TASK DIRECTIONS:
Skip the images and copy each record exactly as written.

= = =

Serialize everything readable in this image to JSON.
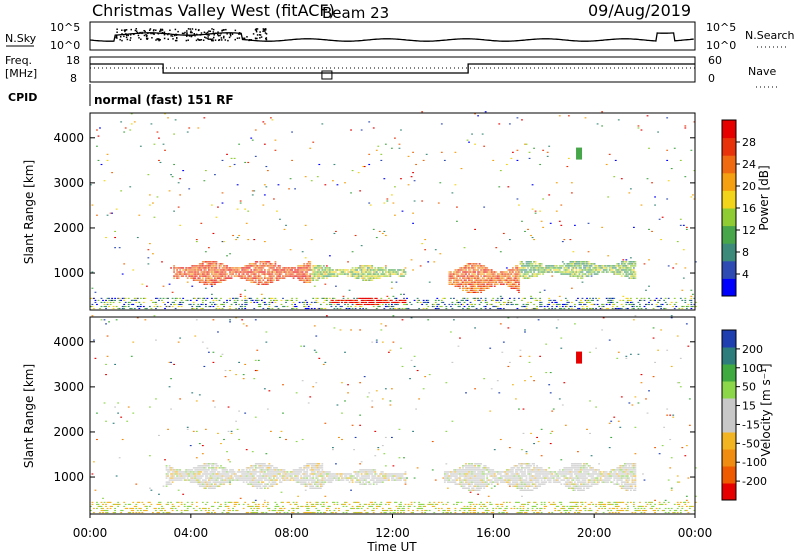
{
  "header": {
    "title": "Christmas Valley West (fitACF)",
    "beam": "Beam 23",
    "date": "09/Aug/2019"
  },
  "strips": {
    "nsky_label": "N.Sky",
    "nsky_ticks": [
      "10^5",
      "10^0"
    ],
    "nsearch_label": "N.Search",
    "nsearch_ticks": [
      "10^5",
      "10^0"
    ],
    "freq_label_1": "Freq.",
    "freq_label_2": "[MHz]",
    "freq_ticks": [
      "18",
      "8"
    ],
    "nave_label": "Nave",
    "nave_ticks": [
      "60",
      "0"
    ],
    "cpid_label": "CPID",
    "cpid_text": "normal (fast) 151 RF"
  },
  "chart_data": [
    {
      "type": "heatmap",
      "name": "power",
      "ylabel": "Slant Range [km]",
      "yticks": [
        1000,
        2000,
        3000,
        4000
      ],
      "ylim": [
        180,
        4550
      ],
      "xlim": [
        0,
        24
      ],
      "colorbar": {
        "label": "Power [dB]",
        "ticks": [
          "28",
          "24",
          "20",
          "16",
          "12",
          "8",
          "4"
        ],
        "colors": [
          "#0000ff",
          "#2e4bb3",
          "#3c8a7a",
          "#47a64a",
          "#8fcc33",
          "#f2d41a",
          "#f5a010",
          "#ef6a10",
          "#e8320a",
          "#e60000"
        ]
      },
      "regions": [
        {
          "t0": 3.3,
          "t1": 8.7,
          "r0": 700,
          "r1": 1250,
          "level": 0.82
        },
        {
          "t0": 8.7,
          "t1": 12.5,
          "r0": 800,
          "r1": 1150,
          "level": 0.45
        },
        {
          "t0": 14.2,
          "t1": 17.0,
          "r0": 500,
          "r1": 1200,
          "level": 0.78
        },
        {
          "t0": 17.0,
          "t1": 21.6,
          "r0": 850,
          "r1": 1250,
          "level": 0.4
        },
        {
          "t0": 9.5,
          "t1": 12.5,
          "r0": 250,
          "r1": 420,
          "level": 0.95
        }
      ]
    },
    {
      "type": "heatmap",
      "name": "velocity",
      "ylabel": "Slant Range [km]",
      "xlabel": "Time UT",
      "xticks": [
        "00:00",
        "04:00",
        "08:00",
        "12:00",
        "16:00",
        "20:00",
        "00:00"
      ],
      "yticks": [
        1000,
        2000,
        3000,
        4000
      ],
      "ylim": [
        180,
        4550
      ],
      "xlim": [
        0,
        24
      ],
      "colorbar": {
        "label": "Velocity [m s⁻¹]",
        "ticks": [
          "200",
          "100",
          "50",
          "15",
          "-15",
          "-50",
          "-100",
          "-200"
        ],
        "colors": [
          "#e60000",
          "#ef5a00",
          "#f08c10",
          "#f2b420",
          "#c8c8c8",
          "#c8c8c8",
          "#8cd64a",
          "#3faa3f",
          "#2e7d7d",
          "#1f3fb0"
        ]
      },
      "regions": [
        {
          "t0": 3.0,
          "t1": 9.2,
          "r0": 700,
          "r1": 1300,
          "level": 0.5
        },
        {
          "t0": 14.0,
          "t1": 21.6,
          "r0": 650,
          "r1": 1300,
          "level": 0.5
        },
        {
          "t0": 9.0,
          "t1": 12.5,
          "r0": 780,
          "r1": 1150,
          "level": 0.5
        }
      ]
    }
  ]
}
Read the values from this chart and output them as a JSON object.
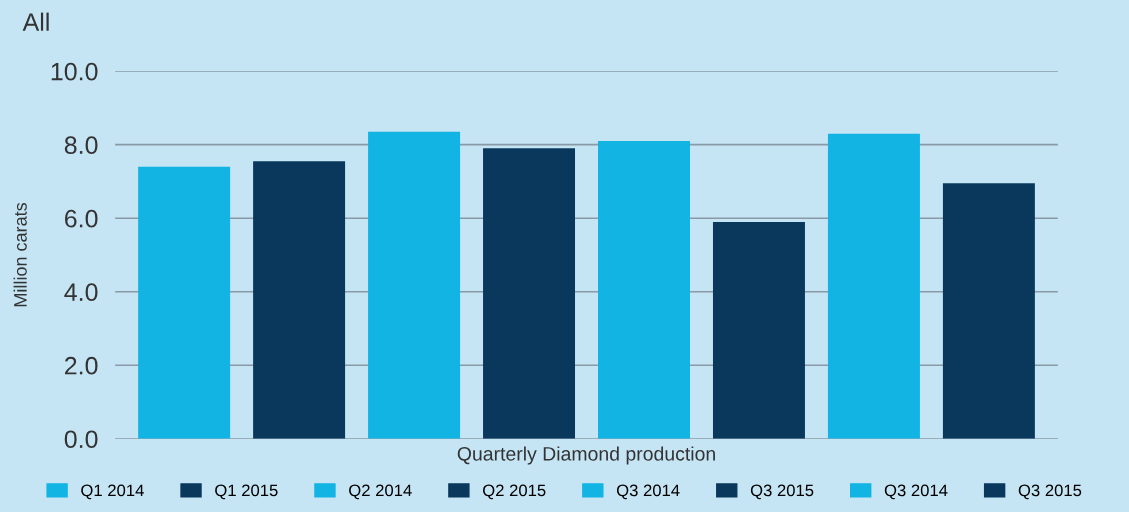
{
  "chart_data": {
    "type": "bar",
    "title": "All",
    "xlabel": "Quarterly Diamond production",
    "ylabel": "Million carats",
    "categories": [
      null,
      null,
      null,
      null,
      null,
      null,
      null,
      null
    ],
    "series": [
      {
        "name": "Q1 2014",
        "color": "#12b4e3",
        "values": [
          7.4,
          null,
          null,
          null,
          null,
          null,
          null,
          null
        ]
      },
      {
        "name": "Q1 2015",
        "color": "#09385c",
        "values": [
          null,
          7.55,
          null,
          null,
          null,
          null,
          null,
          null
        ]
      },
      {
        "name": "Q2 2014",
        "color": "#12b4e3",
        "values": [
          null,
          null,
          8.35,
          null,
          null,
          null,
          null,
          null
        ]
      },
      {
        "name": "Q2 2015",
        "color": "#09385c",
        "values": [
          null,
          null,
          null,
          7.9,
          null,
          null,
          null,
          null
        ]
      },
      {
        "name": "Q3 2014",
        "color": "#12b4e3",
        "values": [
          null,
          null,
          null,
          null,
          8.1,
          null,
          null,
          null
        ]
      },
      {
        "name": "Q3 2015",
        "color": "#09385c",
        "values": [
          null,
          null,
          null,
          null,
          null,
          5.9,
          null,
          null
        ]
      },
      {
        "name": "Q3 2014",
        "color": "#12b4e3",
        "values": [
          null,
          null,
          null,
          null,
          null,
          null,
          8.3,
          null
        ]
      },
      {
        "name": "Q3 2015",
        "color": "#09385c",
        "values": [
          null,
          null,
          null,
          null,
          null,
          null,
          null,
          6.95
        ]
      }
    ],
    "ylim": [
      0,
      10
    ],
    "yticks": [
      {
        "value": 0,
        "label": "0.0"
      },
      {
        "value": 2,
        "label": "2.0"
      },
      {
        "value": 4,
        "label": "4.0"
      },
      {
        "value": 6,
        "label": "6.0"
      },
      {
        "value": 8,
        "label": "8.0"
      },
      {
        "value": 10,
        "label": "10.0"
      }
    ],
    "grid": "y",
    "legend": "bottom"
  }
}
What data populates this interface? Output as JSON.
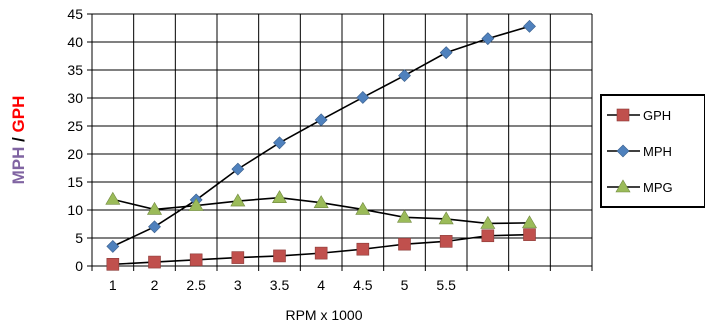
{
  "chart_data": {
    "type": "line",
    "categories": [
      "1",
      "2",
      "2.5",
      "3",
      "3.5",
      "4",
      "4.5",
      "5",
      "5.5",
      "",
      "",
      ""
    ],
    "xlabel": "RPM x 1000",
    "ylabel_parts": [
      {
        "text": "MPH",
        "color": "#8064A2"
      },
      {
        "text": " / ",
        "color": "#000000"
      },
      {
        "text": "GPH",
        "color": "#FF0000"
      }
    ],
    "ylim": [
      0,
      45
    ],
    "yticks": [
      0,
      5,
      10,
      15,
      20,
      25,
      30,
      35,
      40,
      45
    ],
    "grid": true,
    "legend_position": "right",
    "series": [
      {
        "name": "GPH",
        "marker": "square",
        "color": "#C0504D",
        "values": [
          0.3,
          0.7,
          1.1,
          1.5,
          1.8,
          2.3,
          3.0,
          3.9,
          4.4,
          5.4,
          5.6,
          null
        ]
      },
      {
        "name": "MPH",
        "marker": "diamond",
        "color": "#4F81BD",
        "values": [
          3.5,
          7.0,
          11.8,
          17.3,
          22.0,
          26.1,
          30.1,
          34.0,
          38.1,
          40.6,
          42.8,
          null
        ]
      },
      {
        "name": "MPG",
        "marker": "triangle",
        "color": "#9BBB59",
        "values": [
          11.9,
          10.1,
          10.8,
          11.6,
          12.2,
          11.3,
          10.1,
          8.7,
          8.4,
          7.6,
          7.7,
          null
        ]
      }
    ]
  }
}
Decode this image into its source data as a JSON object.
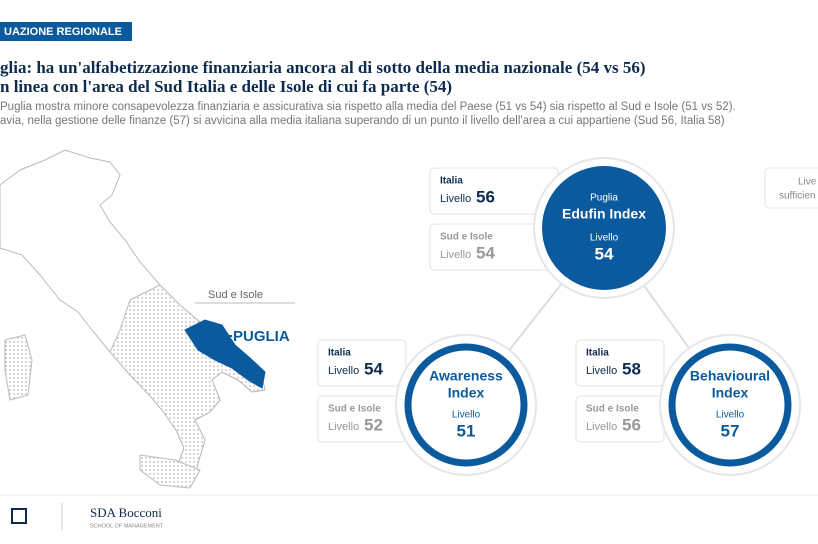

= = =

OUTPUT FOR THIS TASK:
Serialize everything readable in this image to JSON.
{
  "header": {
    "title": "Christmas Valley West (fitACF)",
    "beam": "Beam 23",
    "date": "09/Aug/2019"
  },
  "strips": {
    "nsky_label": "N.Sky",
    "nsky_ticks": [
      "10^5",
      "10^0"
    ],
    "nsearch_label": "N.Search",
    "nsearch_ticks": [
      "10^5",
      "10^0"
    ],
    "freq_label_1": "Freq.",
    "freq_label_2": "[MHz]",
    "freq_ticks": [
      "18",
      "8"
    ],
    "nave_label": "Nave",
    "nave_ticks": [
      "60",
      "0"
    ],
    "cpid_label": "CPID",
    "cpid_text": "normal (fast) 151 RF"
  },
  "chart_data": [
    {
      "type": "heatmap",
      "name": "power",
      "ylabel": "Slant Range [km]",
      "yticks": [
        1000,
        2000,
        3000,
        4000
      ],
      "ylim": [
        180,
        4550
      ],
      "xlim": [
        0,
        24
      ],
      "colorbar": {
        "label": "Power [dB]",
        "ticks": [
          "28",
          "24",
          "20",
          "16",
          "12",
          "8",
          "4"
        ],
        "colors": [
          "#0000ff",
          "#2e4bb3",
          "#3c8a7a",
          "#47a64a",
          "#8fcc33",
          "#f2d41a",
          "#f5a010",
          "#ef6a10",
          "#e8320a",
          "#e60000"
        ]
      },
      "regions": [
        {
          "t0": 3.3,
          "t1": 8.7,
          "r0": 700,
          "r1": 1250,
          "level": 0.82
        },
        {
          "t0": 8.7,
          "t1": 12.5,
          "r0": 800,
          "r1": 1150,
          "level": 0.45
        },
        {
          "t0": 14.2,
          "t1": 17.0,
          "r0": 500,
          "r1": 1200,
          "level": 0.78
        },
        {
          "t0": 17.0,
          "t1": 21.6,
          "r0": 850,
          "r1": 1250,
          "level": 0.4
        },
        {
          "t0": 9.5,
          "t1": 12.5,
          "r0": 250,
          "r1": 420,
          "level": 0.95
        }
      ]
    },
    {
      "type": "heatmap",
      "name": "velocity",
      "ylabel": "Slant Range [km]",
      "xlabel": "Time UT",
      "xticks": [
        "00:00",
        "04:00",
        "08:00",
        "12:00",
        "16:00",
        "20:00",
        "00:00"
      ],
      "yticks": [
        1000,
        2000,
        3000,
        4000
      ],
      "ylim": [
        180,
        4550
      ],
      "xlim": [
        0,
        24
      ],
      "colorbar": {
        "label": "Velocity [m s⁻¹]",
        "ticks": [
          "200",
          "100",
          "50",
          "15",
          "-15",
          "-50",
          "-100",
          "-200"
        ],
        "colors": [
          "#e60000",
          "#ef5a00",
          "#f08c10",
          "#f2b420",
          "#c8c8c8",
          "#c8c8c8",
          "#8cd64a",
          "#3faa3f",
          "#2e7d7d",
          "#1f3fb0"
        ]
      },
      "regions": [
        {
          "t0": 3.0,
          "t1": 9.2,
          "r0": 700,
          "r1": 1300,
          "level": 0.5
        },
        {
          "t0": 14.0,
          "t1": 21.6,
          "r0": 650,
          "r1": 1300,
          "level": 0.5
        },
        {
          "t0": 9.0,
          "t1": 12.5,
          "r0": 780,
          "r1": 1150,
          "level": 0.5
        }
      ]
    }
  ]
}
Read the values from this chart and output them as a JSON object.
{
  "chart_data": {
    "type": "bar",
    "title": "All",
    "xlabel": "Quarterly Diamond production",
    "ylabel": "Million carats",
    "categories": [
      null,
      null,
      null,
      null,
      null,
      null,
      null,
      null
    ],
    "series": [
      {
        "name": "Q1 2014",
        "color": "#12b4e3",
        "values": [
          7.4,
          null,
          null,
          null,
          null,
          null,
          null,
          null
        ]
      },
      {
        "name": "Q1 2015",
        "color": "#09385c",
        "values": [
          null,
          7.55,
          null,
          null,
          null,
          null,
          null,
          null
        ]
      },
      {
        "name": "Q2 2014",
        "color": "#12b4e3",
        "values": [
          null,
          null,
          8.35,
          null,
          null,
          null,
          null,
          null
        ]
      },
      {
        "name": "Q2 2015",
        "color": "#09385c",
        "values": [
          null,
          null,
          null,
          7.9,
          null,
          null,
          null,
          null
        ]
      },
      {
        "name": "Q3 2014",
        "color": "#12b4e3",
        "values": [
          null,
          null,
          null,
          null,
          8.1,
          null,
          null,
          null
        ]
      },
      {
        "name": "Q3 2015",
        "color": "#09385c",
        "values": [
          null,
          null,
          null,
          null,
          null,
          5.9,
          null,
          null
        ]
      },
      {
        "name": "Q3 2014",
        "color": "#12b4e3",
        "values": [
          null,
          null,
          null,
          null,
          null,
          null,
          8.3,
          null
        ]
      },
      {
        "name": "Q3 2015",
        "color": "#09385c",
        "values": [
          null,
          null,
          null,
          null,
          null,
          null,
          null,
          6.95
        ]
      }
    ],
    "ylim": [
      0,
      10
    ],
    "yticks": [
      {
        "value": 0,
        "label": "0.0"
      },
      {
        "value": 2,
        "label": "2.0"
      },
      {
        "value": 4,
        "label": "4.0"
      },
      {
        "value": 6,
        "label": "6.0"
      },
      {
        "value": 8,
        "label": "8.0"
      },
      {
        "value": 10,
        "label": "10.0"
      }
    ],
    "grid": "y",
    "legend": "bottom"
  }
}
What data populates this interface? Output as JSON.
{
  "chart_data": {
    "type": "line",
    "categories": [
      "1",
      "2",
      "2.5",
      "3",
      "3.5",
      "4",
      "4.5",
      "5",
      "5.5",
      "",
      "",
      ""
    ],
    "xlabel": "RPM x 1000",
    "ylabel_parts": [
      {
        "text": "MPH",
        "color": "#8064A2"
      },
      {
        "text": " / ",
        "color": "#000000"
      },
      {
        "text": "GPH",
        "color": "#FF0000"
      }
    ],
    "ylim": [
      0,
      45
    ],
    "yticks": [
      0,
      5,
      10,
      15,
      20,
      25,
      30,
      35,
      40,
      45
    ],
    "grid": true,
    "legend_position": "right",
    "series": [
      {
        "name": "GPH",
        "marker": "square",
        "color": "#C0504D",
        "values": [
          0.3,
          0.7,
          1.1,
          1.5,
          1.8,
          2.3,
          3.0,
          3.9,
          4.4,
          5.4,
          5.6,
          null
        ]
      },
      {
        "name": "MPH",
        "marker": "diamond",
        "color": "#4F81BD",
        "values": [
          3.5,
          7.0,
          11.8,
          17.3,
          22.0,
          26.1,
          30.1,
          34.0,
          38.1,
          40.6,
          42.8,
          null
        ]
      },
      {
        "name": "MPG",
        "marker": "triangle",
        "color": "#9BBB59",
        "values": [
          11.9,
          10.1,
          10.8,
          11.6,
          12.2,
          11.3,
          10.1,
          8.7,
          8.4,
          7.6,
          7.7,
          null
        ]
      }
    ]
  }
}
Decode this image into its source data as a JSON object.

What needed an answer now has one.